YOUR TASK:
Make an exact copy of each entry, leaving out every picture.

++++ MATERIALS PROVIDED

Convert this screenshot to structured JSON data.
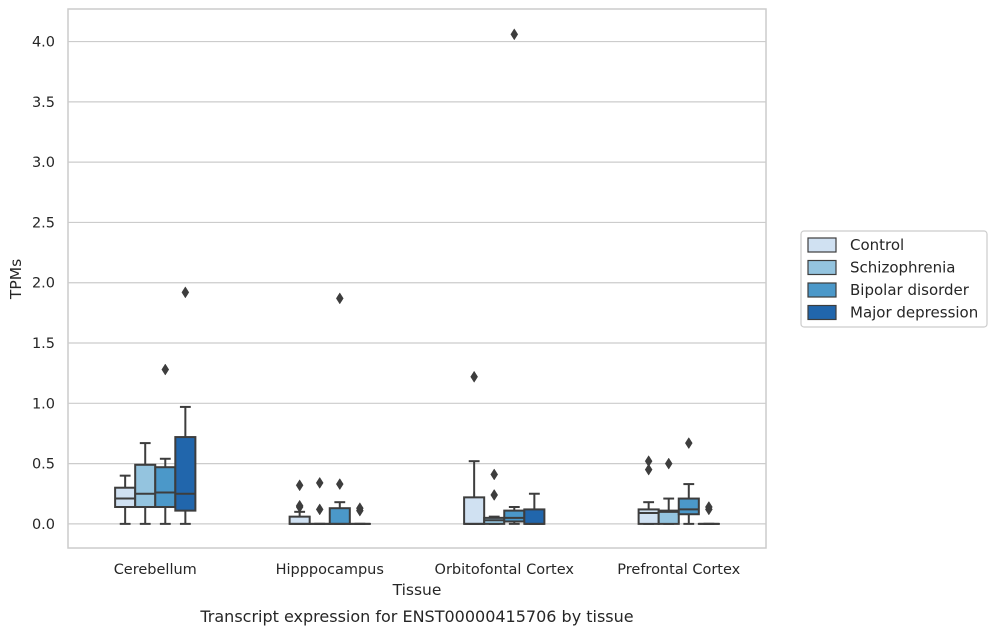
{
  "chart_data": {
    "type": "box",
    "caption": "Transcript expression for ENST00000415706 by tissue",
    "xlabel": "Tissue",
    "ylabel": "TPMs",
    "ylim": [
      -0.2,
      4.27
    ],
    "yticks": [
      "0.0",
      "0.5",
      "1.0",
      "1.5",
      "2.0",
      "2.5",
      "3.0",
      "3.5",
      "4.0"
    ],
    "grid": "horizontal",
    "legend_position": "right",
    "categories": [
      "Cerebellum",
      "Hipppocampus",
      "Orbitofontal Cortex",
      "Prefrontal Cortex"
    ],
    "series": [
      {
        "name": "Control",
        "color": "#d0e1f2",
        "boxes": [
          {
            "whislo": 0.0,
            "q1": 0.14,
            "med": 0.21,
            "q3": 0.3,
            "whishi": 0.4,
            "fliers": []
          },
          {
            "whislo": 0.0,
            "q1": 0.0,
            "med": 0.0,
            "q3": 0.06,
            "whishi": 0.1,
            "fliers": [
              0.14,
              0.15,
              0.32
            ]
          },
          {
            "whislo": 0.0,
            "q1": 0.0,
            "med": 0.0,
            "q3": 0.22,
            "whishi": 0.52,
            "fliers": [
              1.22
            ]
          },
          {
            "whislo": 0.0,
            "q1": 0.0,
            "med": 0.09,
            "q3": 0.12,
            "whishi": 0.18,
            "fliers": [
              0.45,
              0.52
            ]
          }
        ]
      },
      {
        "name": "Schizophrenia",
        "color": "#94c4df",
        "boxes": [
          {
            "whislo": 0.0,
            "q1": 0.14,
            "med": 0.25,
            "q3": 0.49,
            "whishi": 0.67,
            "fliers": []
          },
          {
            "whislo": 0.0,
            "q1": 0.0,
            "med": 0.0,
            "q3": 0.0,
            "whishi": 0.0,
            "fliers": [
              0.12,
              0.34
            ]
          },
          {
            "whislo": 0.0,
            "q1": 0.0,
            "med": 0.03,
            "q3": 0.05,
            "whishi": 0.06,
            "fliers": [
              0.24,
              0.41
            ]
          },
          {
            "whislo": 0.0,
            "q1": 0.0,
            "med": 0.1,
            "q3": 0.11,
            "whishi": 0.21,
            "fliers": [
              0.5
            ]
          }
        ]
      },
      {
        "name": "Bipolar disorder",
        "color": "#4b98c9",
        "boxes": [
          {
            "whislo": 0.0,
            "q1": 0.14,
            "med": 0.26,
            "q3": 0.47,
            "whishi": 0.54,
            "fliers": [
              1.28
            ]
          },
          {
            "whislo": 0.0,
            "q1": 0.0,
            "med": 0.0,
            "q3": 0.13,
            "whishi": 0.18,
            "fliers": [
              0.33,
              1.87
            ]
          },
          {
            "whislo": 0.0,
            "q1": 0.02,
            "med": 0.05,
            "q3": 0.11,
            "whishi": 0.14,
            "fliers": [
              4.06
            ]
          },
          {
            "whislo": 0.0,
            "q1": 0.08,
            "med": 0.12,
            "q3": 0.21,
            "whishi": 0.33,
            "fliers": [
              0.67
            ]
          }
        ]
      },
      {
        "name": "Major depression",
        "color": "#2166ac",
        "boxes": [
          {
            "whislo": 0.0,
            "q1": 0.11,
            "med": 0.25,
            "q3": 0.72,
            "whishi": 0.97,
            "fliers": [
              1.92
            ]
          },
          {
            "whislo": 0.0,
            "q1": 0.0,
            "med": 0.0,
            "q3": 0.0,
            "whishi": 0.0,
            "fliers": [
              0.11,
              0.13
            ]
          },
          {
            "whislo": 0.0,
            "q1": 0.0,
            "med": 0.0,
            "q3": 0.12,
            "whishi": 0.25,
            "fliers": []
          },
          {
            "whislo": 0.0,
            "q1": 0.0,
            "med": 0.0,
            "q3": 0.0,
            "whishi": 0.0,
            "fliers": [
              0.12,
              0.14
            ]
          }
        ]
      }
    ]
  }
}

++++++++

COMPLETED TASK:
Convert this screenshot to structured JSON data.
{
  "chart_data": {
    "type": "box",
    "caption": "Transcript expression for ENST00000415706 by tissue",
    "xlabel": "Tissue",
    "ylabel": "TPMs",
    "ylim": [
      -0.2,
      4.27
    ],
    "yticks": [
      "0.0",
      "0.5",
      "1.0",
      "1.5",
      "2.0",
      "2.5",
      "3.0",
      "3.5",
      "4.0"
    ],
    "grid": "horizontal",
    "legend_position": "right",
    "categories": [
      "Cerebellum",
      "Hipppocampus",
      "Orbitofontal Cortex",
      "Prefrontal Cortex"
    ],
    "series": [
      {
        "name": "Control",
        "color": "#d0e1f2",
        "boxes": [
          {
            "whislo": 0.0,
            "q1": 0.14,
            "med": 0.21,
            "q3": 0.3,
            "whishi": 0.4,
            "fliers": []
          },
          {
            "whislo": 0.0,
            "q1": 0.0,
            "med": 0.0,
            "q3": 0.06,
            "whishi": 0.1,
            "fliers": [
              0.14,
              0.15,
              0.32
            ]
          },
          {
            "whislo": 0.0,
            "q1": 0.0,
            "med": 0.0,
            "q3": 0.22,
            "whishi": 0.52,
            "fliers": [
              1.22
            ]
          },
          {
            "whislo": 0.0,
            "q1": 0.0,
            "med": 0.09,
            "q3": 0.12,
            "whishi": 0.18,
            "fliers": [
              0.45,
              0.52
            ]
          }
        ]
      },
      {
        "name": "Schizophrenia",
        "color": "#94c4df",
        "boxes": [
          {
            "whislo": 0.0,
            "q1": 0.14,
            "med": 0.25,
            "q3": 0.49,
            "whishi": 0.67,
            "fliers": []
          },
          {
            "whislo": 0.0,
            "q1": 0.0,
            "med": 0.0,
            "q3": 0.0,
            "whishi": 0.0,
            "fliers": [
              0.12,
              0.34
            ]
          },
          {
            "whislo": 0.0,
            "q1": 0.0,
            "med": 0.03,
            "q3": 0.05,
            "whishi": 0.06,
            "fliers": [
              0.24,
              0.41
            ]
          },
          {
            "whislo": 0.0,
            "q1": 0.0,
            "med": 0.1,
            "q3": 0.11,
            "whishi": 0.21,
            "fliers": [
              0.5
            ]
          }
        ]
      },
      {
        "name": "Bipolar disorder",
        "color": "#4b98c9",
        "boxes": [
          {
            "whislo": 0.0,
            "q1": 0.14,
            "med": 0.26,
            "q3": 0.47,
            "whishi": 0.54,
            "fliers": [
              1.28
            ]
          },
          {
            "whislo": 0.0,
            "q1": 0.0,
            "med": 0.0,
            "q3": 0.13,
            "whishi": 0.18,
            "fliers": [
              0.33,
              1.87
            ]
          },
          {
            "whislo": 0.0,
            "q1": 0.02,
            "med": 0.05,
            "q3": 0.11,
            "whishi": 0.14,
            "fliers": [
              4.06
            ]
          },
          {
            "whislo": 0.0,
            "q1": 0.08,
            "med": 0.12,
            "q3": 0.21,
            "whishi": 0.33,
            "fliers": [
              0.67
            ]
          }
        ]
      },
      {
        "name": "Major depression",
        "color": "#2166ac",
        "boxes": [
          {
            "whislo": 0.0,
            "q1": 0.11,
            "med": 0.25,
            "q3": 0.72,
            "whishi": 0.97,
            "fliers": [
              1.92
            ]
          },
          {
            "whislo": 0.0,
            "q1": 0.0,
            "med": 0.0,
            "q3": 0.0,
            "whishi": 0.0,
            "fliers": [
              0.11,
              0.13
            ]
          },
          {
            "whislo": 0.0,
            "q1": 0.0,
            "med": 0.0,
            "q3": 0.12,
            "whishi": 0.25,
            "fliers": []
          },
          {
            "whislo": 0.0,
            "q1": 0.0,
            "med": 0.0,
            "q3": 0.0,
            "whishi": 0.0,
            "fliers": [
              0.12,
              0.14
            ]
          }
        ]
      }
    ]
  }
}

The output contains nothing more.